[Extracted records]
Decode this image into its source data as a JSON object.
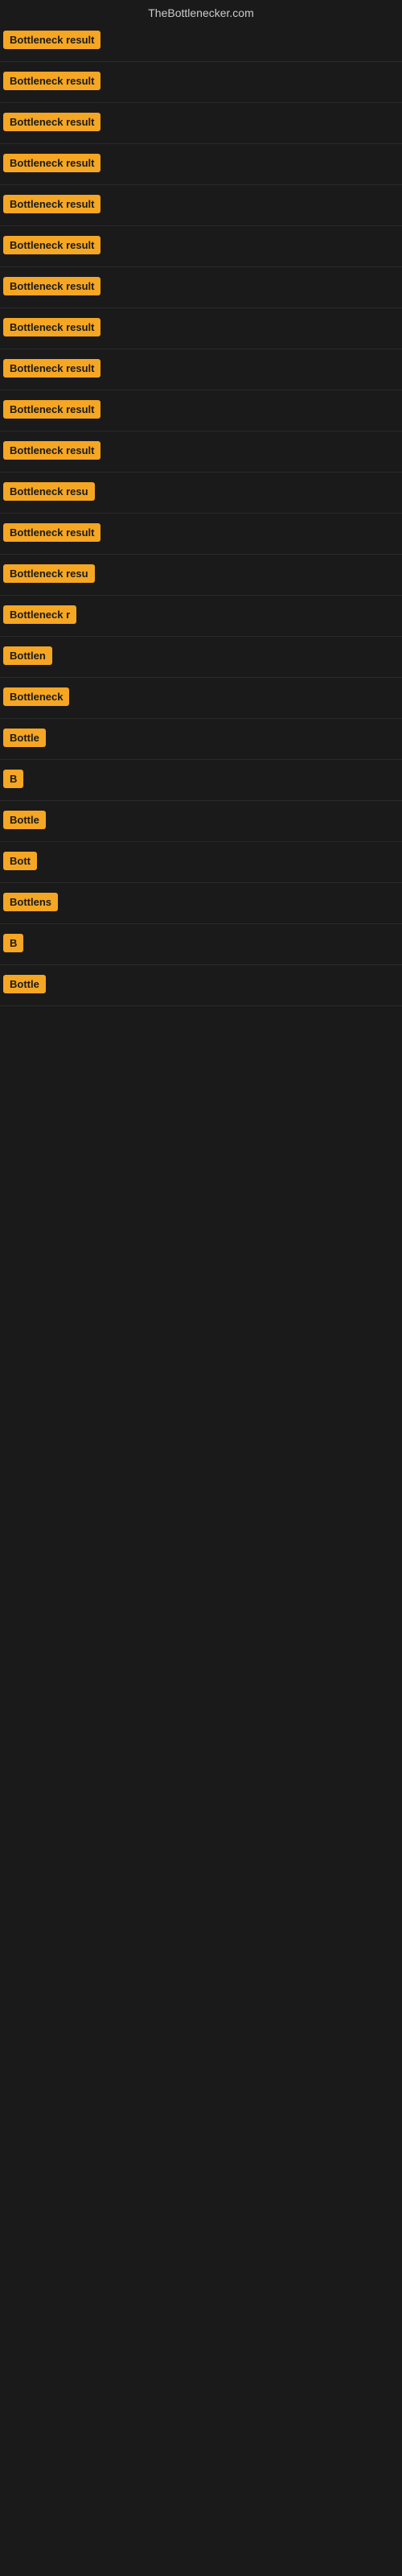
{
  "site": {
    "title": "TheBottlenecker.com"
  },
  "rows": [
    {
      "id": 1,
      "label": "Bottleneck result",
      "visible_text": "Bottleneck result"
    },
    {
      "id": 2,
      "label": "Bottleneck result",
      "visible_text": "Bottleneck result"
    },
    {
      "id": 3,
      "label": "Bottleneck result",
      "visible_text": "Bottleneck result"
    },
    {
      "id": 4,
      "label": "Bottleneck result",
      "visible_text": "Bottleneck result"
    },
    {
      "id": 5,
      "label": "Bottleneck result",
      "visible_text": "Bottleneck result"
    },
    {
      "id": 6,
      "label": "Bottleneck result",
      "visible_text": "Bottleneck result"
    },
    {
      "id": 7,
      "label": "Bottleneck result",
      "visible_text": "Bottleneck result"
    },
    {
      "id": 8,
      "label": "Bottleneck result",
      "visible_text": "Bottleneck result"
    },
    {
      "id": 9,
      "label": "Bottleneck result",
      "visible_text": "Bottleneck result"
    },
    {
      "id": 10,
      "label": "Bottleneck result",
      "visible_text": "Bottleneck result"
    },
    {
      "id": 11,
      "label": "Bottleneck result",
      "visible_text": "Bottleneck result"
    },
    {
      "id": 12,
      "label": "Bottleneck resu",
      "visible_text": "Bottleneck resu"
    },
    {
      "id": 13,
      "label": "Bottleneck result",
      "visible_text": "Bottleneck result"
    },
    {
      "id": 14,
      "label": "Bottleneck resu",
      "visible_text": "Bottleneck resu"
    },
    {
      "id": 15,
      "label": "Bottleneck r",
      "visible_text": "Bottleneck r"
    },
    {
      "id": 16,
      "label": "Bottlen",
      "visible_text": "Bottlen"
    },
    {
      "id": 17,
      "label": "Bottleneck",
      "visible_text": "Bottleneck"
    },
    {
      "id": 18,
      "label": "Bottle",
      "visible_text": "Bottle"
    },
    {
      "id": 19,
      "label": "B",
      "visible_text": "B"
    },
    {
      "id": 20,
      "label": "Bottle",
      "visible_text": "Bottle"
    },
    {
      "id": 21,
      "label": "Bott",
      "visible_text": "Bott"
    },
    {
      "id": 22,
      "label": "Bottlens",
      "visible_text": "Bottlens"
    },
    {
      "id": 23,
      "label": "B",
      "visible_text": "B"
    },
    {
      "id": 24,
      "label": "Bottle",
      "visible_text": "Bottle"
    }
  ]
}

---

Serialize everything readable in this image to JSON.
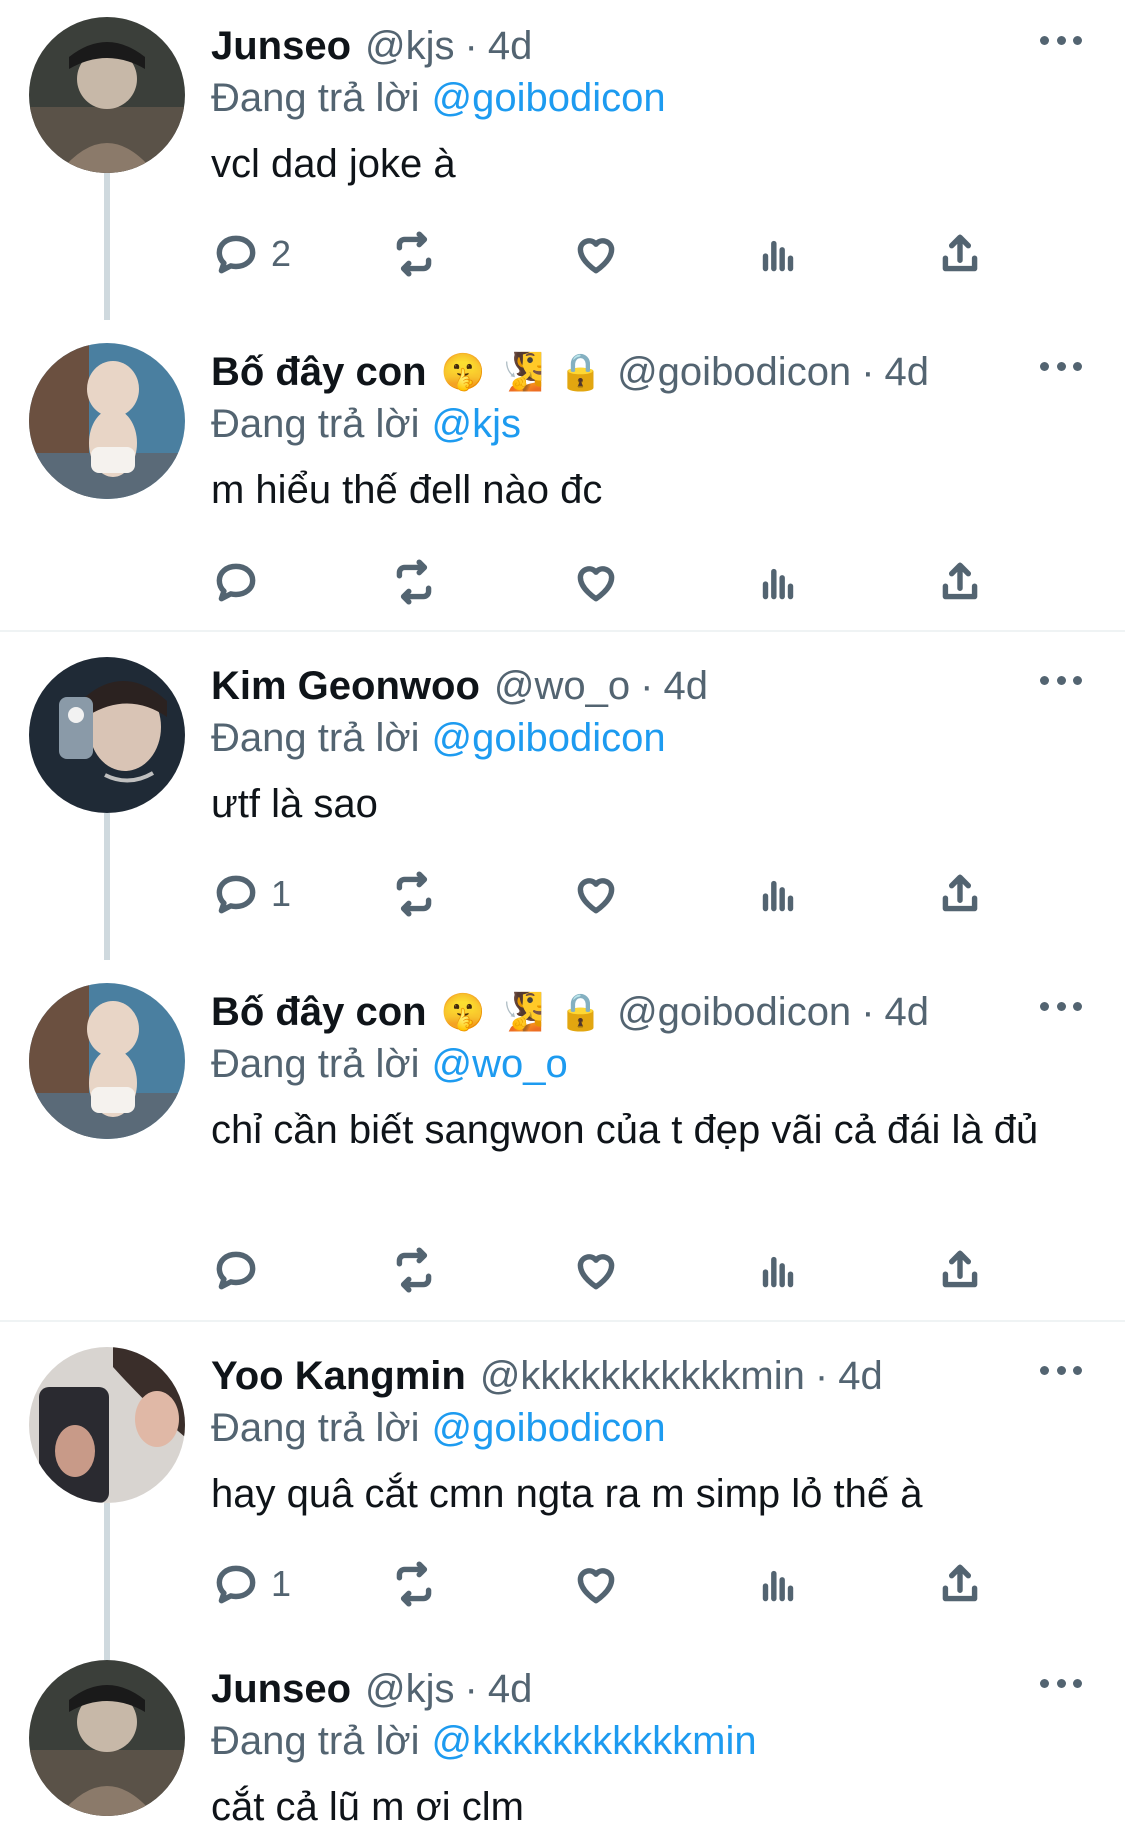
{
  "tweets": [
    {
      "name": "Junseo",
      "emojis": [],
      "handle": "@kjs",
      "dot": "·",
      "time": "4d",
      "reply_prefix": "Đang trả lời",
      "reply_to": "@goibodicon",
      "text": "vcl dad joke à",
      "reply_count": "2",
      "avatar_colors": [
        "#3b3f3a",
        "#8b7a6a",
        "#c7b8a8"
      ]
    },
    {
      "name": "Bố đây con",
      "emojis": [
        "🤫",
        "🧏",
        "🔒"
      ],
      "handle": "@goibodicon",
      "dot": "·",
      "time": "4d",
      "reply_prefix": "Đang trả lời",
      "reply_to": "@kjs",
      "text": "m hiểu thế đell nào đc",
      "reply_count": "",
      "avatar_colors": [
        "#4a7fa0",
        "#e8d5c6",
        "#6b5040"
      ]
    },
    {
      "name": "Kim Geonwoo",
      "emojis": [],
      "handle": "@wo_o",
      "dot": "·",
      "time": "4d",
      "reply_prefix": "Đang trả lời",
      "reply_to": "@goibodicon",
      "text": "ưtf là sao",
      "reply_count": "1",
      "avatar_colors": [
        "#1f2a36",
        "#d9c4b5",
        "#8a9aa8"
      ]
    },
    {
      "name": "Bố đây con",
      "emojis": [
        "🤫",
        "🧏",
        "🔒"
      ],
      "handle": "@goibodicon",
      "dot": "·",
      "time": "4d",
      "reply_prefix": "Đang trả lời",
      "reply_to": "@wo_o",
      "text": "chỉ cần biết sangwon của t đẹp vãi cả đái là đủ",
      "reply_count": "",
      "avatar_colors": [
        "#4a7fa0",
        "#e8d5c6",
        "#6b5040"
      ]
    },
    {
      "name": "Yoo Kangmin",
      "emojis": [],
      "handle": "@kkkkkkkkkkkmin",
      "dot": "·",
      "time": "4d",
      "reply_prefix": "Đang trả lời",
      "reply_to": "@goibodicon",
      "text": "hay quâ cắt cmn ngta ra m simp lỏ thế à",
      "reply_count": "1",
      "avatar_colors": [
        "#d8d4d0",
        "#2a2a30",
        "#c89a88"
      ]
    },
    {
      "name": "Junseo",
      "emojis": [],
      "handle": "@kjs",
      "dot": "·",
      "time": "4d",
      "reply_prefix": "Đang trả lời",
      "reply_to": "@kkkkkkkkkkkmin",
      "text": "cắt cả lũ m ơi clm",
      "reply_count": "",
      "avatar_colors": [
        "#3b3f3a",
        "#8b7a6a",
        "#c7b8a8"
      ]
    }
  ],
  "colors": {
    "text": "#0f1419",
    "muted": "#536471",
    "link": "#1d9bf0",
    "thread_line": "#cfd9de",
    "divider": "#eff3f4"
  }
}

## Request
Looking at the data above, how many lines hold the word "kkkkkkkkkkkmin"? Respond with the number alone.

## Task response
2